- **Dataset records**:
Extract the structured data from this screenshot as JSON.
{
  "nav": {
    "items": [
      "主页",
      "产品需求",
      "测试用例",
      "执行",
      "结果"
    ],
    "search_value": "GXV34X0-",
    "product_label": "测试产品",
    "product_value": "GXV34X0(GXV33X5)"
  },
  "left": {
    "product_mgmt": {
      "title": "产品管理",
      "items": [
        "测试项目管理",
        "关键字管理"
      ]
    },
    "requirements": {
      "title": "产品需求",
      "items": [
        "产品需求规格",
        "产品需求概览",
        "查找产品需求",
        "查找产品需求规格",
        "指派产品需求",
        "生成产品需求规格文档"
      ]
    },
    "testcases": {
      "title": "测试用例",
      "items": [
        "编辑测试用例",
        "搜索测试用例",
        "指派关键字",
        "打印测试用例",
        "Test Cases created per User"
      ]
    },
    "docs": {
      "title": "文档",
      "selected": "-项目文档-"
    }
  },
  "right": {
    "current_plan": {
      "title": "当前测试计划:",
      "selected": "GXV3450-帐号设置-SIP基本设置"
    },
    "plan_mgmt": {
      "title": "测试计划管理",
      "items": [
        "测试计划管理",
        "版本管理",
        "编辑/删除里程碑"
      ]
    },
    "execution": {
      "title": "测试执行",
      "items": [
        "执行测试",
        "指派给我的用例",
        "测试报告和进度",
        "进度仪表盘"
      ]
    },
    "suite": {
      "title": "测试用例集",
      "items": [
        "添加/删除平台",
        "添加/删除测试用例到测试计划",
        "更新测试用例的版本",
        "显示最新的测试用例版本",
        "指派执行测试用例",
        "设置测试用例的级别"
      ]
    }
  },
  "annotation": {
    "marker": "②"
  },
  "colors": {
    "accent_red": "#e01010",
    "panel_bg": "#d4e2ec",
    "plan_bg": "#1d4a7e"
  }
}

--

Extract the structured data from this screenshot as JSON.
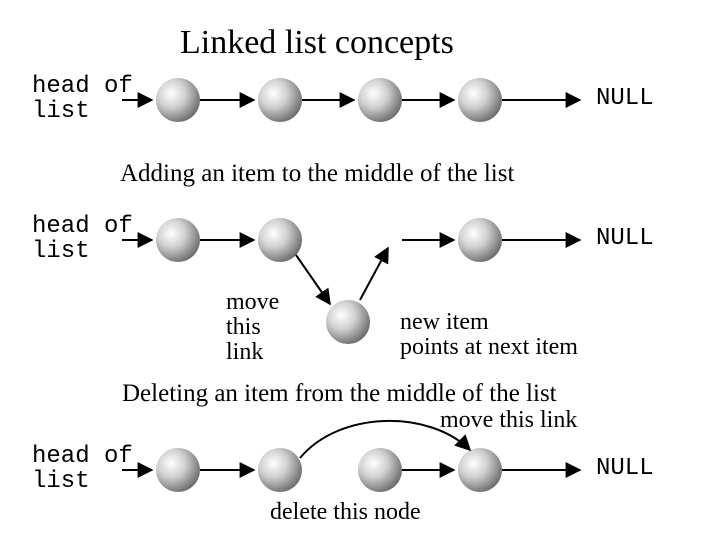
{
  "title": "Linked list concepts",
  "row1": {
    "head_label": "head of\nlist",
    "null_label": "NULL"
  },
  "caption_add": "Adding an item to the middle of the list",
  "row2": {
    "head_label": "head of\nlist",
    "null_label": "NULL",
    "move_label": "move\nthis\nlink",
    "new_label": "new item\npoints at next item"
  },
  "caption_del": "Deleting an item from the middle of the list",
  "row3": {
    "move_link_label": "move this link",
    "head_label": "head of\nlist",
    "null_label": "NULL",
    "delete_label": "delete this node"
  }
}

- **What is being asked**: Filter the entries and copy out every line with the word "middle".

- **Task result**:
  "caption_add": "Adding an item to the middle of the list",
  "caption_del": "Deleting an item from the middle of the list",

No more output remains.